:: Sorulan soru ::
Aşağıdaki Sorgu kitabı incelemesine göre Henri Alleg bu otobiyografik hikâyeyi nerede yazdı?

======== Alıntılanan metin ========

Kitap İncelemesi: Sorgu

17.01.2022 / Kültür / Sanat / Genel

Henri Alleg tarafından 1958'de yayınlanan ve büyük yankı uyandıran “La Question” eseri Jean-Paul Sartre'ın ön sözü ile yayınlanmıştır.

Kitap İncelemesi: Sorgu

Cezayir Savaşı sırasında Fransız paraşütçüler tarafından kullanılan işkence yöntemlerini bir kurbanın bakış açısından tam olarak tarif eden eser, iki haftada 60 bin kopya sattıktan sonra Fransa'da sansürlendi. Bu çarpıcı otobiyografik hikâyeyi Cezayir'deki Barberousse hapishanesinde yazan Alger Republicain gazetesinin sahibi Henri Alleg, avukatlarının yardımıyla sayfaları kaçırmayı başardı.

======== Çıkarılan bilgiler ========

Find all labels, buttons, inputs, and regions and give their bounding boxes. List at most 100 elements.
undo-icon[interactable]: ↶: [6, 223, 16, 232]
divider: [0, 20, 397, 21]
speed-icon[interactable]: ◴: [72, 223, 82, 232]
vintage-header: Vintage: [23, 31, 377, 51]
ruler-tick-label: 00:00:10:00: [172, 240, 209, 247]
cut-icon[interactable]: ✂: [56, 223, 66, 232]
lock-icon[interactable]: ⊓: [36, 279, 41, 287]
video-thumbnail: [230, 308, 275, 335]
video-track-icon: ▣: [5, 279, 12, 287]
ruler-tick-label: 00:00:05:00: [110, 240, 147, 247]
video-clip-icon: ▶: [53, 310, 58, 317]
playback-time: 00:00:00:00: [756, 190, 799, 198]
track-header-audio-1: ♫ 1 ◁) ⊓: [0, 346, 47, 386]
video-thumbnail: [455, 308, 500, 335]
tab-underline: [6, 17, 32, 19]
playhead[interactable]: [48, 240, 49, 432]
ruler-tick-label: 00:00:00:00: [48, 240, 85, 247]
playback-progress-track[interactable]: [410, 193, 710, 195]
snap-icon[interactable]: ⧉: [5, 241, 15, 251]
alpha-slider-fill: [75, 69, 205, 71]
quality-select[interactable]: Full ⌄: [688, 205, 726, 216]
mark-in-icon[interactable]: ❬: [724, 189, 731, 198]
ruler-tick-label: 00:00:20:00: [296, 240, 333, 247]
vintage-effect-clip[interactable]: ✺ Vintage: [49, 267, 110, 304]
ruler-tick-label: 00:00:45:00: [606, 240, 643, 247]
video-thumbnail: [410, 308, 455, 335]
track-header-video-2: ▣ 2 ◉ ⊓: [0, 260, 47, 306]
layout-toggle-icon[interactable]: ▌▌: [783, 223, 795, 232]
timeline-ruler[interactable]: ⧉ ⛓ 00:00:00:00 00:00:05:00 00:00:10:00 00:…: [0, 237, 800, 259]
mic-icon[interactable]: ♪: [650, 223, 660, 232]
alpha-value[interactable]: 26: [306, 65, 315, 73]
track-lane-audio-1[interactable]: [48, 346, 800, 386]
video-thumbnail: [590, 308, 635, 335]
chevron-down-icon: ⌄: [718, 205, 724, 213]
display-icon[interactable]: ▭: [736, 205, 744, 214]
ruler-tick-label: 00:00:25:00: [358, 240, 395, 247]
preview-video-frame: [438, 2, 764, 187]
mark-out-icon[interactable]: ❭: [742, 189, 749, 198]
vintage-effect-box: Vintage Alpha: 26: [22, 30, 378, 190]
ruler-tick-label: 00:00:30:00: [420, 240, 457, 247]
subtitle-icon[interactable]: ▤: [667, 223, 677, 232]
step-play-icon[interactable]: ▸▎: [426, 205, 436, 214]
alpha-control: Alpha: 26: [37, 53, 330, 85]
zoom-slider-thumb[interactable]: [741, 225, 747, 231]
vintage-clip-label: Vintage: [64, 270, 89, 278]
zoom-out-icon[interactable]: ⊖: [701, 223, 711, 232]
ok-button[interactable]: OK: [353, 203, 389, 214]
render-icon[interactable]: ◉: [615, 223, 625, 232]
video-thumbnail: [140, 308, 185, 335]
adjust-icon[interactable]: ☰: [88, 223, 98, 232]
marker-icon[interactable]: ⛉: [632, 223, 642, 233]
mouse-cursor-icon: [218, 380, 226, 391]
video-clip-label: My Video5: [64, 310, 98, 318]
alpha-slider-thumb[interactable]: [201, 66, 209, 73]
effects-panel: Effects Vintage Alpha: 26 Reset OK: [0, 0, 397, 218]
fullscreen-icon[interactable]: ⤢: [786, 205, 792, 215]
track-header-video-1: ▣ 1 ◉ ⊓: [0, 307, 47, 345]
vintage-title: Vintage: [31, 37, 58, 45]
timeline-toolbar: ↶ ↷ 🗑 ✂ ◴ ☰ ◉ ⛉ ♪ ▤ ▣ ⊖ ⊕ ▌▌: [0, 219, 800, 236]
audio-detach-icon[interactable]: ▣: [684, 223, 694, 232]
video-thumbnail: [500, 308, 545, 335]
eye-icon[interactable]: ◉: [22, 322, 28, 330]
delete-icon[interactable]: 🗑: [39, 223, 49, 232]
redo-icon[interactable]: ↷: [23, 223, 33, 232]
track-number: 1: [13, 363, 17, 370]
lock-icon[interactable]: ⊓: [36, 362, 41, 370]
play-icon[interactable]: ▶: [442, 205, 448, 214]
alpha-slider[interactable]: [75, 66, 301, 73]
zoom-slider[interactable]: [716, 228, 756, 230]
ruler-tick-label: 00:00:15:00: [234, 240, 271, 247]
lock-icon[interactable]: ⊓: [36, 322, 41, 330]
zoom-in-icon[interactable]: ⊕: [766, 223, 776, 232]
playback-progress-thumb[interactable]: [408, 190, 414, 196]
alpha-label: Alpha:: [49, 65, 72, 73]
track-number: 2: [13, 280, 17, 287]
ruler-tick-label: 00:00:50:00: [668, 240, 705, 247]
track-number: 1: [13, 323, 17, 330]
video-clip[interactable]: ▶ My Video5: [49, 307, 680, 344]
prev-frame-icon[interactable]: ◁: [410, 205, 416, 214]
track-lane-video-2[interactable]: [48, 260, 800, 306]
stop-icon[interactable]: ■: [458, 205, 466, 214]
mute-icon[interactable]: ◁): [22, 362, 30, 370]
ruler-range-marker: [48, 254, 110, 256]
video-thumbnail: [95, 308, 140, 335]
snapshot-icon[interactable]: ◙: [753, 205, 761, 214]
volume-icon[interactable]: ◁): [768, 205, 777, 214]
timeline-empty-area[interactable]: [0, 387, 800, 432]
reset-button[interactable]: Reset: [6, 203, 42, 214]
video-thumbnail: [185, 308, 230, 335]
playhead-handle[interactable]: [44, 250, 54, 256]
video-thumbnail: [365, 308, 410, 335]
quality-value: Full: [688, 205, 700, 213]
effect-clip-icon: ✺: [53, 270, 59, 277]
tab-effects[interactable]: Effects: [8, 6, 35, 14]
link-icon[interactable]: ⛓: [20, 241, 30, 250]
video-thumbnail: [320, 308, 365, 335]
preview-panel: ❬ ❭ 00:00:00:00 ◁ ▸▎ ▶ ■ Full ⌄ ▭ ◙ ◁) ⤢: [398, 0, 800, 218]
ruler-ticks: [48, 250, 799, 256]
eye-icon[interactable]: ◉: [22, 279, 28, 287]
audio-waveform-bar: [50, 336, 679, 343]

========

:: Eksiksiz yanıt ::
Cezayir'deki Barberousse hapishanesinde yazdı.